Written task =>
Lines containing the string "ylabel" are to be counted. Write only how many there are.

--- Start of Data in this exercise ---

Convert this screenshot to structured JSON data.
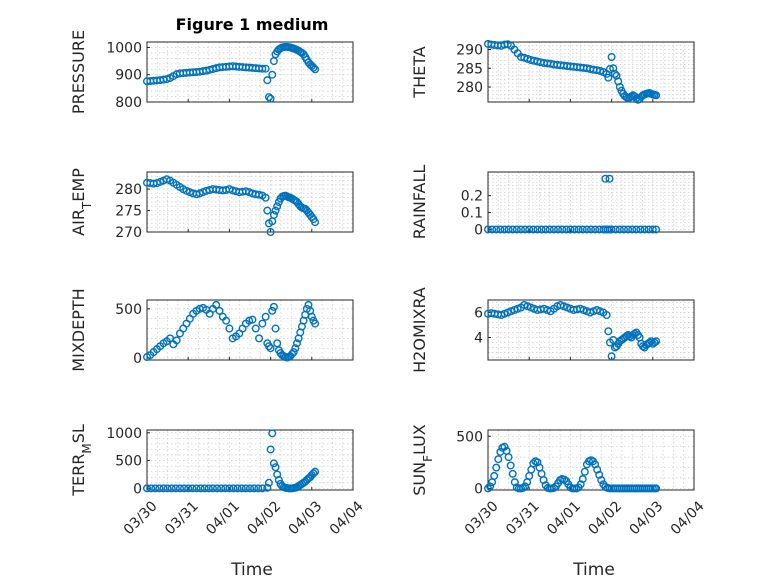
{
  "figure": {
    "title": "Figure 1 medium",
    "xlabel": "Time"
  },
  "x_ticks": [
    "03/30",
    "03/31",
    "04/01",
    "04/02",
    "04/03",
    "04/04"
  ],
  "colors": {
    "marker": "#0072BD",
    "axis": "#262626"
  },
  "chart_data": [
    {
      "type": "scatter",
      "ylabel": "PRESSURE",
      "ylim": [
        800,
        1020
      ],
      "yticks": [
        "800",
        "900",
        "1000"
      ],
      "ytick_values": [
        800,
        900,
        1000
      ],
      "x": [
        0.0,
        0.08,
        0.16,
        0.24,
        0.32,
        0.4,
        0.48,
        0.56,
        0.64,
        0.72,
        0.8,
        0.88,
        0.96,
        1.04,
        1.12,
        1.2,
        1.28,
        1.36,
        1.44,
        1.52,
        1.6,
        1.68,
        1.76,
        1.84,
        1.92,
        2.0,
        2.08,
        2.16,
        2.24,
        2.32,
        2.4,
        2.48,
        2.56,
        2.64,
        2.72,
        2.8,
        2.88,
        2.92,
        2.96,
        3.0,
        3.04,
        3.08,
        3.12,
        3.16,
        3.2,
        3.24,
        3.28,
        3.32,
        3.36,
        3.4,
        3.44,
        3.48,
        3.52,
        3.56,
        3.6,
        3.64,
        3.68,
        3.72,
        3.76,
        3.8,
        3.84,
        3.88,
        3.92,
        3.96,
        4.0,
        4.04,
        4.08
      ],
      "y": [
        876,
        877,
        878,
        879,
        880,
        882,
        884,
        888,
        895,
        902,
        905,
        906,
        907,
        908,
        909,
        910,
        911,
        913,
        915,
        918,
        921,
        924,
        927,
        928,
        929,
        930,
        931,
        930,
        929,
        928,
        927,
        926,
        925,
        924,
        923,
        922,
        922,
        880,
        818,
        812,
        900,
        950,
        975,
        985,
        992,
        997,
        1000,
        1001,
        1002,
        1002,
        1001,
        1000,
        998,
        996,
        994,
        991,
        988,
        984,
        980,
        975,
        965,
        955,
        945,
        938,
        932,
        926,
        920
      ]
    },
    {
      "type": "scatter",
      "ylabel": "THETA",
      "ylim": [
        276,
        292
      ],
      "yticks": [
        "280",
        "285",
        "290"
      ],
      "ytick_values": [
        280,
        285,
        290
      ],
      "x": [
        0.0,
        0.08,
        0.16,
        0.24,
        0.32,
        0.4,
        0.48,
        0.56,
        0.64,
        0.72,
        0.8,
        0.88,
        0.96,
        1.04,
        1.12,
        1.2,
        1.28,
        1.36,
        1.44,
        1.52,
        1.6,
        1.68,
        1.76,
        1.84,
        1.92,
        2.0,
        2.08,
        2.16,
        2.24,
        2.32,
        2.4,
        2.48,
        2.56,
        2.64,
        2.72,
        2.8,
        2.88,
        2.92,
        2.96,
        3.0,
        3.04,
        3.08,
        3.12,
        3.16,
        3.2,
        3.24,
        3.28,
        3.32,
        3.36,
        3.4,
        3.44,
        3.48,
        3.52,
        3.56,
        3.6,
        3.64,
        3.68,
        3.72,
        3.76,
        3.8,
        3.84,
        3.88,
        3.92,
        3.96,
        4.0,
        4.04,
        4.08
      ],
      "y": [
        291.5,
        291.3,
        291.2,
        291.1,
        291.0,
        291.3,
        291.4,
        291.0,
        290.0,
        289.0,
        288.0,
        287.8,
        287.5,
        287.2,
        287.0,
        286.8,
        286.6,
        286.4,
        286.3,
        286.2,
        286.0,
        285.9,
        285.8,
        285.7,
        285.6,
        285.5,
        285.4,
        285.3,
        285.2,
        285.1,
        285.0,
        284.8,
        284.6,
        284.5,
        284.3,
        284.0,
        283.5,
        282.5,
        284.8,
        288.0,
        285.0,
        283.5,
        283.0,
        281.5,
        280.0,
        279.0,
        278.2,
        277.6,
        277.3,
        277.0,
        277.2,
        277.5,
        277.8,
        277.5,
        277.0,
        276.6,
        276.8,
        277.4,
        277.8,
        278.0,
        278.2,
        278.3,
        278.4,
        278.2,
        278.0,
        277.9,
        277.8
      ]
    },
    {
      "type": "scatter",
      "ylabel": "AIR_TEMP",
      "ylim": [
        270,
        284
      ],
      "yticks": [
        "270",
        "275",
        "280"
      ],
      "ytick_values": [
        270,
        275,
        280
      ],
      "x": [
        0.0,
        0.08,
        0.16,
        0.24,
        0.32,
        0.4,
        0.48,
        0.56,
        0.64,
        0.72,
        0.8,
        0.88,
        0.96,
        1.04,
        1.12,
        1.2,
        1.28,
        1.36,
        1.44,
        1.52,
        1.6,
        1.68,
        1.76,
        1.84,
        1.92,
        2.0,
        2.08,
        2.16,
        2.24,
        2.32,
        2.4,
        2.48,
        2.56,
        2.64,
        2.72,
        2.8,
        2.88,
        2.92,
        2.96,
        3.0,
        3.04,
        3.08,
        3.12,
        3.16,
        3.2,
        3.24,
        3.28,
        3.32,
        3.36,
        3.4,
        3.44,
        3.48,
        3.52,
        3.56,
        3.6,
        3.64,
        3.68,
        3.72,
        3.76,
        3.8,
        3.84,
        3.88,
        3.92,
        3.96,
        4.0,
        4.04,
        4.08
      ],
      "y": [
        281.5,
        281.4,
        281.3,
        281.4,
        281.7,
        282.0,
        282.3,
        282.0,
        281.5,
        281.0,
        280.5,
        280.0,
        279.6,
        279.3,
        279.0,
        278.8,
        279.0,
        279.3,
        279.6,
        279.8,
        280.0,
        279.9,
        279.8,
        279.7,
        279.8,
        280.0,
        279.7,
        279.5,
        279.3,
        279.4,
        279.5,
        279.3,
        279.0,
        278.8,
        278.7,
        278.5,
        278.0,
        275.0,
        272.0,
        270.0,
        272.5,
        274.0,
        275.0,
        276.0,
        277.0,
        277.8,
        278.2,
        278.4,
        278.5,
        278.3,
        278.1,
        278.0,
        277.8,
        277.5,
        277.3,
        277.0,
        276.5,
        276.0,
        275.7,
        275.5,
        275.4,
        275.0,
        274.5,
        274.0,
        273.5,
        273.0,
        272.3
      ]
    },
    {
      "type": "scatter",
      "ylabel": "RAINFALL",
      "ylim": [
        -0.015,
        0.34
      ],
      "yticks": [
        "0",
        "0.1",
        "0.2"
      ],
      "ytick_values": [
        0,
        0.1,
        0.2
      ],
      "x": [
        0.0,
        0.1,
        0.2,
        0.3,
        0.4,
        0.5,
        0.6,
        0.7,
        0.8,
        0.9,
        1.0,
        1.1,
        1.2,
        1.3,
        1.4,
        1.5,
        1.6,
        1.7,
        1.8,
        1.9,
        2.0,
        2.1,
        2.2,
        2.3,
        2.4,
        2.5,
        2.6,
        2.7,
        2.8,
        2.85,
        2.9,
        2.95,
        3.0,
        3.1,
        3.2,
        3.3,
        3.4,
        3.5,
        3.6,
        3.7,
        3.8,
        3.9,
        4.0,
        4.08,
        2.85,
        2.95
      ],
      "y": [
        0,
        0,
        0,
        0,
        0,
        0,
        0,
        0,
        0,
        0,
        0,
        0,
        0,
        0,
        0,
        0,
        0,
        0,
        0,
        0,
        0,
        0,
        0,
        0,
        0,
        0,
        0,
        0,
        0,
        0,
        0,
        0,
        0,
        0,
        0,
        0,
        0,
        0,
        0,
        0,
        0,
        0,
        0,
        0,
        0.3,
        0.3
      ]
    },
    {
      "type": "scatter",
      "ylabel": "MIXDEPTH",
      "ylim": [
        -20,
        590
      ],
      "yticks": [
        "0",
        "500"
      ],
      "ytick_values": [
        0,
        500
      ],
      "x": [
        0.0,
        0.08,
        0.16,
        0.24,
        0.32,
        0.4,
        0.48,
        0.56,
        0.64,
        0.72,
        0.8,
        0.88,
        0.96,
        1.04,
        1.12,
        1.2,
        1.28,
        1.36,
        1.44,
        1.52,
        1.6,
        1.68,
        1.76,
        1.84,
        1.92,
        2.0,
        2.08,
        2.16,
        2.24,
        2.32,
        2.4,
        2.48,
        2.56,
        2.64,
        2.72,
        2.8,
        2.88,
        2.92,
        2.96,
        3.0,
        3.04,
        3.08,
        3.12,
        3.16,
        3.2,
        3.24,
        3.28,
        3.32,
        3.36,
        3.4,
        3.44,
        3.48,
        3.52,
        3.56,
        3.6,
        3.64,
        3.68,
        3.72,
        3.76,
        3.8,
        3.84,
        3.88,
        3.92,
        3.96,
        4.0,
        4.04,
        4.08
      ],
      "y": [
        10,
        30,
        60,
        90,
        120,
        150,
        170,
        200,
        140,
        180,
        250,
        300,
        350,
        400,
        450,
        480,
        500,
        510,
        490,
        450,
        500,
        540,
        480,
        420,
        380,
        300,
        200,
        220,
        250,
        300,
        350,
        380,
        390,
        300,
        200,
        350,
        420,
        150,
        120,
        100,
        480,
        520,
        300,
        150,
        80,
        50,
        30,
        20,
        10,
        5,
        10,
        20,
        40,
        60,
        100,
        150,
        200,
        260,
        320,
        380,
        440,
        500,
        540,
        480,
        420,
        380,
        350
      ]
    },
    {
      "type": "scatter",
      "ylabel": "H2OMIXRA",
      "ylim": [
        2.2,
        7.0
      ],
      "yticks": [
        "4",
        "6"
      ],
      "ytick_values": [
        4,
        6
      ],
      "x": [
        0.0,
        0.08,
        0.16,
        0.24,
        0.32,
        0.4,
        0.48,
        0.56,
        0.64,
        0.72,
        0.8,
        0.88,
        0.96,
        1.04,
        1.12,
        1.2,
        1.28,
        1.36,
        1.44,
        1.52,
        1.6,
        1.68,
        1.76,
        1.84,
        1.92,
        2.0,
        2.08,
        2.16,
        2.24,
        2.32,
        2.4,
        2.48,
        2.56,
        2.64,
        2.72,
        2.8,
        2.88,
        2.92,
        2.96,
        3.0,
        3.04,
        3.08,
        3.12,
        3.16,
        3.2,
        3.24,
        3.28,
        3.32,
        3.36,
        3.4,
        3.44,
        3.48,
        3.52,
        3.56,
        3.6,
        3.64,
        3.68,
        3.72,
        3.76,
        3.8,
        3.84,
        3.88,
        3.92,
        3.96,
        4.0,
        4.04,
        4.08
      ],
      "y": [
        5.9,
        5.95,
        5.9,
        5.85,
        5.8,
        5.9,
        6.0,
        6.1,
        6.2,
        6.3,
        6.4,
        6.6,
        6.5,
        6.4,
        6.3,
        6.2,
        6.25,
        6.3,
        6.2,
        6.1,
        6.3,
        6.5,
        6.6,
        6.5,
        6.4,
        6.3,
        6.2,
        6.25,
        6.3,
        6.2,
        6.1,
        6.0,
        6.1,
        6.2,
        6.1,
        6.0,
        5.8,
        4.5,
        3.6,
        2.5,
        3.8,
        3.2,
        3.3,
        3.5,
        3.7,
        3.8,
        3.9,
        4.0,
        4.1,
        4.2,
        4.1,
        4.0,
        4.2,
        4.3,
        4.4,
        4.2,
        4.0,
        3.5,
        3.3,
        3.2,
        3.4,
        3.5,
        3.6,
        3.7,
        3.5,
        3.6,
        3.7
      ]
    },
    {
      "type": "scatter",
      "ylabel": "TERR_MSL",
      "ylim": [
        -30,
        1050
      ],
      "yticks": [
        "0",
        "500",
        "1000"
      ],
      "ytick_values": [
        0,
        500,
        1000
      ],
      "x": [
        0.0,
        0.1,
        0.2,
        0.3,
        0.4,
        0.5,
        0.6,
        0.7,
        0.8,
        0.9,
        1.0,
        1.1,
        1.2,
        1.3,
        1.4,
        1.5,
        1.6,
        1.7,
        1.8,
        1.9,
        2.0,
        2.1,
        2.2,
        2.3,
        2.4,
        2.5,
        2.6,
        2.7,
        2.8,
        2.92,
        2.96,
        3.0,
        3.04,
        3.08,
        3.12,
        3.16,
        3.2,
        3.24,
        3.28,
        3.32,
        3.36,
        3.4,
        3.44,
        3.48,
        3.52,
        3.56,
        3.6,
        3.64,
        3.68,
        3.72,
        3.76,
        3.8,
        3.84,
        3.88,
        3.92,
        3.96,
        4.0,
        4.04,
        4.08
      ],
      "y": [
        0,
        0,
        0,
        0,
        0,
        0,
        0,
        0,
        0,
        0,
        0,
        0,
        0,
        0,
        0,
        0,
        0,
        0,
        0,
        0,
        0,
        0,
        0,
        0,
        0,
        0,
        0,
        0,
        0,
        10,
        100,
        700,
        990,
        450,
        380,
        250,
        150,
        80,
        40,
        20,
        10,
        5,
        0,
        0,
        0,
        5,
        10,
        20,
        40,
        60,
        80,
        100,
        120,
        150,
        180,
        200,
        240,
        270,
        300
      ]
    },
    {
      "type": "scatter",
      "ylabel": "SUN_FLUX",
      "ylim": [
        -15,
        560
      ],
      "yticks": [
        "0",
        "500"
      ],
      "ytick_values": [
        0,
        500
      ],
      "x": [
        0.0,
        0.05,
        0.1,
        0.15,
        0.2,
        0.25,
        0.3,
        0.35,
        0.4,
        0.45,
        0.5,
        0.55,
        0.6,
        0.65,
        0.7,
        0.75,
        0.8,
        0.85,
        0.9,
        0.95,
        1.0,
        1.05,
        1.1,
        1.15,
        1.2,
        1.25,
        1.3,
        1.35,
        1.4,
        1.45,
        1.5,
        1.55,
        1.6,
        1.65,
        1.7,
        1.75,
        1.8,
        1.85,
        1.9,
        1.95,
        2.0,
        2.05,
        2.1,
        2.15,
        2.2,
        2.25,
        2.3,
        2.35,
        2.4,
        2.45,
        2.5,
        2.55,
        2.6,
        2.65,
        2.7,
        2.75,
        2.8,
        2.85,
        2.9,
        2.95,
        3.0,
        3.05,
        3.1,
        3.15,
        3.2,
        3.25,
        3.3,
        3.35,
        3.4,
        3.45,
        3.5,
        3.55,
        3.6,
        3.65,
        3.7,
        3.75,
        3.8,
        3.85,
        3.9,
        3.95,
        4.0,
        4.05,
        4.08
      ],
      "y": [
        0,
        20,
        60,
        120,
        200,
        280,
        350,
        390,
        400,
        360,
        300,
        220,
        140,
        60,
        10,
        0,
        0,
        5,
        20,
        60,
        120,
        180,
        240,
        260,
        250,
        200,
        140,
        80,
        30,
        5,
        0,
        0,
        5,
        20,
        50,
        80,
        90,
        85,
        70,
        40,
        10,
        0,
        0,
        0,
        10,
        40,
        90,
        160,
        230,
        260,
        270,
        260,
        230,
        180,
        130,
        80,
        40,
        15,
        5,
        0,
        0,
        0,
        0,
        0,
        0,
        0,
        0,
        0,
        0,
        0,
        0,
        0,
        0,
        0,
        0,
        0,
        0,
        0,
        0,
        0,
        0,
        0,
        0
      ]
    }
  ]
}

--- End of Data in this exercise ---

Correct response =>
8